- **PAGE TEXT**
+ + +

Step 2: Determine the default gateway
The default gateway when you set up minikube with the VirtualBox
driver is generally
10.0.2.2
. We can use this IP address from the guest Operating System (the
minikube host) to connect to the host Operating System (where Krustlet is
running). If this was changed, use minikube ssh
and ip addr show
from the
guest OS to determine the default gateway.
Step 3: Install and run Krustlet
First, install the latest release of Krustlet following the install guide.

+ + +

- **DATA LINES**
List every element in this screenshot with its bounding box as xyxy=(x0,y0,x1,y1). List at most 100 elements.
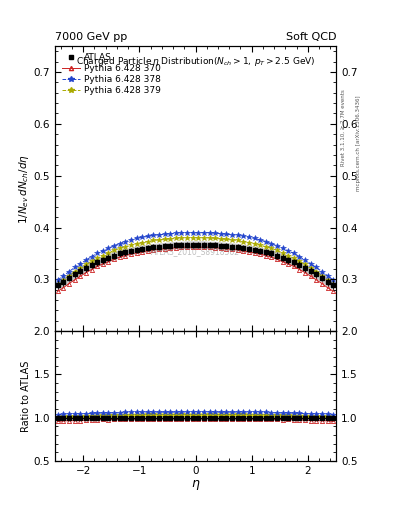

+ + +

- **WHAT THIS EXERCISE ASKS**
**a.** Answer the following from the Krustlet setup text above, one answer per line.
(i) What IP address is generally the default gateway when minikube is set up with the VirtualBox driver?
(ii) Which two commands should be used from the guest OS to determine the default gateway if it was changed?
(iii) In Step 3, what should be installed first?
**b.** Print the part of the Krustlet setup text above between "Step 2: Determine" and "the default gateway.", inclusive.

- **THE ANSWERS**
**a.**
(i) 10.0.2.2
(ii) minikube ssh and ip addr show
(iii) The latest release of Krustlet, following the install guide

**b.**
Step 2: Determine the default gateway
The default gateway when you set up minikube with the VirtualBox
driver is generally
10.0.2.2
. We can use this IP address from the guest Operating System (the
minikube host) to connect to the host Operating System (where Krustlet is
running). If this was changed, use minikube ssh
and ip addr show
from the
guest OS to determine the default gateway.